Your task is to count the lines of the entries below that include the word "intro" and to give only the resulting number.

**Given records**

○ ○ ○ ○ ○ ○ ○

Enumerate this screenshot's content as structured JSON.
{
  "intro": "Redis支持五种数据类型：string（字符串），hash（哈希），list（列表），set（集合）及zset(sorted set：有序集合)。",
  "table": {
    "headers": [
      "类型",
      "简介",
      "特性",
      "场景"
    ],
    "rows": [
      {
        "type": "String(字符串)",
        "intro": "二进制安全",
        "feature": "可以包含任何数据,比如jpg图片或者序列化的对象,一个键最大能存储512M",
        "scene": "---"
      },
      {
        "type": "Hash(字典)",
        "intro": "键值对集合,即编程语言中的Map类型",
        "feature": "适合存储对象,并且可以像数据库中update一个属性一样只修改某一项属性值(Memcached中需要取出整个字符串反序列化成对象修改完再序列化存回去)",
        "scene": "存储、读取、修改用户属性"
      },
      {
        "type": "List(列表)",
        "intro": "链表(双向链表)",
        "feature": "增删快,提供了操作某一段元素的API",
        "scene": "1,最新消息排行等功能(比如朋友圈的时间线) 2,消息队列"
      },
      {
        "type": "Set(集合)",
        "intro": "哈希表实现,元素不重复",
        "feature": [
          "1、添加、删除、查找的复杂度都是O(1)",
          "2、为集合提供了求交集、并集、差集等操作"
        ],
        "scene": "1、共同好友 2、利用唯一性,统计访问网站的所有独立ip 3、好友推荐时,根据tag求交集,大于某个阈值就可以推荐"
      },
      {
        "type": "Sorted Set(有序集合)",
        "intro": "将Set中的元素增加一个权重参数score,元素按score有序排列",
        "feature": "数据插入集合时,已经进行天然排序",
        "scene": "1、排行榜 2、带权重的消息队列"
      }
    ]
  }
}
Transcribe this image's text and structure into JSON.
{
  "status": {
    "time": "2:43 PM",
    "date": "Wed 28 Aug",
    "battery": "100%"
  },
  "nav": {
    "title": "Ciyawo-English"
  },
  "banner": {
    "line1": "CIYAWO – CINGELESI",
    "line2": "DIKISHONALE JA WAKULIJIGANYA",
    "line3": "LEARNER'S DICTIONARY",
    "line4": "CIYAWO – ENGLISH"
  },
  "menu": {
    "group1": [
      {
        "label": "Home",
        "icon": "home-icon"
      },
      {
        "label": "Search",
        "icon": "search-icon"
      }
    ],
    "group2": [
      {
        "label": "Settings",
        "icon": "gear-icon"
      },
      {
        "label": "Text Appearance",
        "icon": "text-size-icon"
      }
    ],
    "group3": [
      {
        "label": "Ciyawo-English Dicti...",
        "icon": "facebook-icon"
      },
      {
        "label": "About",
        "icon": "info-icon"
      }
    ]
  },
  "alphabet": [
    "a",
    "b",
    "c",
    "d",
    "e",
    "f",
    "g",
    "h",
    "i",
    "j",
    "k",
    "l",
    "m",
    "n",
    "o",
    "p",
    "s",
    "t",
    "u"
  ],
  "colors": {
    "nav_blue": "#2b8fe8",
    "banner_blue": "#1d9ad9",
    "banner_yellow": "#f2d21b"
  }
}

○ ○ ○ ○ ○ ○ ○

**Worked solution**
6